- _Exercise directions_
Repeat all of the records verbatim.

- _Available records_
• • • • • • •

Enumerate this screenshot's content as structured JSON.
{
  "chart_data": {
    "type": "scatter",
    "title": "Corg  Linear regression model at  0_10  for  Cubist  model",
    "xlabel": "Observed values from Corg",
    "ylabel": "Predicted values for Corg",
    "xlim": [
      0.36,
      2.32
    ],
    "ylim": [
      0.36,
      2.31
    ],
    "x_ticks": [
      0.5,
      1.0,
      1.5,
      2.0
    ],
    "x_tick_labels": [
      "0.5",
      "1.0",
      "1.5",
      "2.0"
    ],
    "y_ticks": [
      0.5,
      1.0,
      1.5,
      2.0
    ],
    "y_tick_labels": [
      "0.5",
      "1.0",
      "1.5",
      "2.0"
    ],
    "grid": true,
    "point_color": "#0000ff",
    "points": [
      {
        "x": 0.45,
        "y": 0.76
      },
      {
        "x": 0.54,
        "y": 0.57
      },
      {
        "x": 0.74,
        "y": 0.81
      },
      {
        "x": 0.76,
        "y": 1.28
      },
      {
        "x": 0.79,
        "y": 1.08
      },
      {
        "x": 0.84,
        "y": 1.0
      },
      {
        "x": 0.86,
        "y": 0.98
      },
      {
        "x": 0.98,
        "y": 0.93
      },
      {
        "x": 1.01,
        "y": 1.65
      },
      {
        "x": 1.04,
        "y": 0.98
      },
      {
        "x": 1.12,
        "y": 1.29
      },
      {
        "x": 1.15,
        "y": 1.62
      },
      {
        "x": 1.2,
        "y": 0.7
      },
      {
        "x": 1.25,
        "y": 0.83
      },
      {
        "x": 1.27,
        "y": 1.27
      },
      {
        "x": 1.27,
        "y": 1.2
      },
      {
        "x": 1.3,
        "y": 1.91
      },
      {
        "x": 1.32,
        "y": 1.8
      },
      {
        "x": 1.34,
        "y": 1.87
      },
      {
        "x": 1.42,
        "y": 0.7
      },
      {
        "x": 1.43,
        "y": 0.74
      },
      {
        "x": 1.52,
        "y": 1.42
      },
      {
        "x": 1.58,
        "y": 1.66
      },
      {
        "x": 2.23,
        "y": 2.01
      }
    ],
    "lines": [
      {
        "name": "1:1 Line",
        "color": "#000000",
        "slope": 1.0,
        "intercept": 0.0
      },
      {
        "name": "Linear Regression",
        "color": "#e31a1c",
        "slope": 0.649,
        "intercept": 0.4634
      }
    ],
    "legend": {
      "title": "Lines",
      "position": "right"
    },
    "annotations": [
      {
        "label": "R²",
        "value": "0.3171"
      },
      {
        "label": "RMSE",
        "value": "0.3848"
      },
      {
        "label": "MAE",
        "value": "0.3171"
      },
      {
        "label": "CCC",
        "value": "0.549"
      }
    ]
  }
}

• • • • • • •

- _Correct output_
Enumerate this screenshot's content as structured JSON.
{
  "chart_data": {
    "type": "scatter",
    "title": "Corg  Linear regression model at  0_10  for  Cubist  model",
    "xlabel": "Observed values from Corg",
    "ylabel": "Predicted values for Corg",
    "xlim": [
      0.36,
      2.32
    ],
    "ylim": [
      0.36,
      2.31
    ],
    "x_ticks": [
      0.5,
      1.0,
      1.5,
      2.0
    ],
    "x_tick_labels": [
      "0.5",
      "1.0",
      "1.5",
      "2.0"
    ],
    "y_ticks": [
      0.5,
      1.0,
      1.5,
      2.0
    ],
    "y_tick_labels": [
      "0.5",
      "1.0",
      "1.5",
      "2.0"
    ],
    "grid": true,
    "point_color": "#0000ff",
    "points": [
      {
        "x": 0.45,
        "y": 0.76
      },
      {
        "x": 0.54,
        "y": 0.57
      },
      {
        "x": 0.74,
        "y": 0.81
      },
      {
        "x": 0.76,
        "y": 1.28
      },
      {
        "x": 0.79,
        "y": 1.08
      },
      {
        "x": 0.84,
        "y": 1.0
      },
      {
        "x": 0.86,
        "y": 0.98
      },
      {
        "x": 0.98,
        "y": 0.93
      },
      {
        "x": 1.01,
        "y": 1.65
      },
      {
        "x": 1.04,
        "y": 0.98
      },
      {
        "x": 1.12,
        "y": 1.29
      },
      {
        "x": 1.15,
        "y": 1.62
      },
      {
        "x": 1.2,
        "y": 0.7
      },
      {
        "x": 1.25,
        "y": 0.83
      },
      {
        "x": 1.27,
        "y": 1.27
      },
      {
        "x": 1.27,
        "y": 1.2
      },
      {
        "x": 1.3,
        "y": 1.91
      },
      {
        "x": 1.32,
        "y": 1.8
      },
      {
        "x": 1.34,
        "y": 1.87
      },
      {
        "x": 1.42,
        "y": 0.7
      },
      {
        "x": 1.43,
        "y": 0.74
      },
      {
        "x": 1.52,
        "y": 1.42
      },
      {
        "x": 1.58,
        "y": 1.66
      },
      {
        "x": 2.23,
        "y": 2.01
      }
    ],
    "lines": [
      {
        "name": "1:1 Line",
        "color": "#000000",
        "slope": 1.0,
        "intercept": 0.0
      },
      {
        "name": "Linear Regression",
        "color": "#e31a1c",
        "slope": 0.649,
        "intercept": 0.4634
      }
    ],
    "legend": {
      "title": "Lines",
      "position": "right"
    },
    "annotations": [
      {
        "label": "R²",
        "value": "0.3171"
      },
      {
        "label": "RMSE",
        "value": "0.3848"
      },
      {
        "label": "MAE",
        "value": "0.3171"
      },
      {
        "label": "CCC",
        "value": "0.549"
      }
    ]
  }
}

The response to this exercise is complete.